* What is needed: Read the lines that follow and pick out every one containing the word "вновь".

··· Source data

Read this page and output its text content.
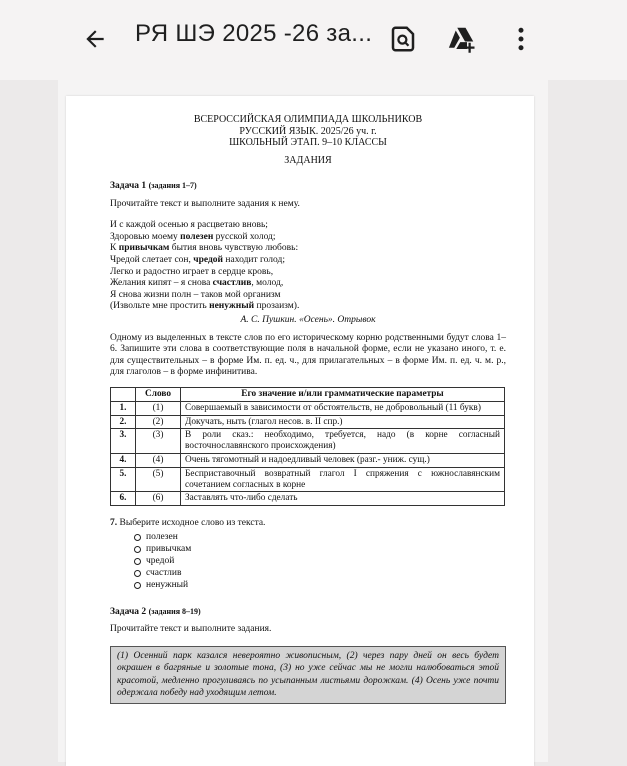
РЯ ШЭ 2025 -26 за...
ВСЕРОССИЙСКАЯ ОЛИМПИАДА ШКОЛЬНИКОВ
РУССКИЙ ЯЗЫК. 2025/26 уч. г.
ШКОЛЬНЫЙ ЭТАП. 9–10 КЛАССЫ
ЗАДАНИЯ
Задача 1 (задания 1–7)

Прочитайте текст и выполните задания к нему.

И с каждой осенью я расцветаю вновь;
Здоровью моему полезен русской холод;
К привычкам бытия вновь чувствую любовь:
Чредой слетает сон, чредой находит голод;
Легко и радостно играет в сердце кровь,
Желания кипят – я снова счастлив, молод,
Я снова жизни полн – таков мой организм
(Извольте мне простить ненужный прозаизм).
А. С. Пушкин. «Осень». Отрывок

Одному из выделенных в тексте слов по его историческому корню родственными будут слова 1–6. Запишите эти слова в соответствующие поля в начальной форме, если не указано иного, т. е. для существительных – в форме Им. п. ед. ч., для прилагательных – в форме Им. п. ед. ч. м. р., для глаголов – в форме инфинитива.

	Слово	Его значение и/или грамматические параметры
1.	(1)	Совершаемый в зависимости от обстоятельств, не добровольный (11 букв)
2.	(2)	Докучать, ныть (глагол несов. в. II спр.)
3.	(3)	В роли сказ.: необходимо, требуется, надо (в корне согласный восточнославянского происхождения)
4.	(4)	Очень тягомотный и надоедливый человек (разг.- униж. сущ.)
5.	(5)	Бесприставочный возвратный глагол I спряжения с южнославянским сочетанием согласных в корне
6.	(6)	Заставлять что-либо сделать
7. Выберите исходное слово из текста.
полезен
привычкам
чредой
счастлив
ненужный
Задача 2 (задания 8–19)

Прочитайте текст и выполните задания.

(1) Осенний парк казался невероятно живописным, (2) через пару дней он весь будет окрашен в багряные и золотые тона, (3) но уже сейчас мы не могли налюбоваться этой красотой, медленно прогуливаясь по усыпанным листьями дорожкам. (4) Осень уже почти одержала победу над уходящим летом.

······

* Problem solution:
И с каждой осенью я расцветаю вновь;
К привычкам бытия вновь чувствую любовь:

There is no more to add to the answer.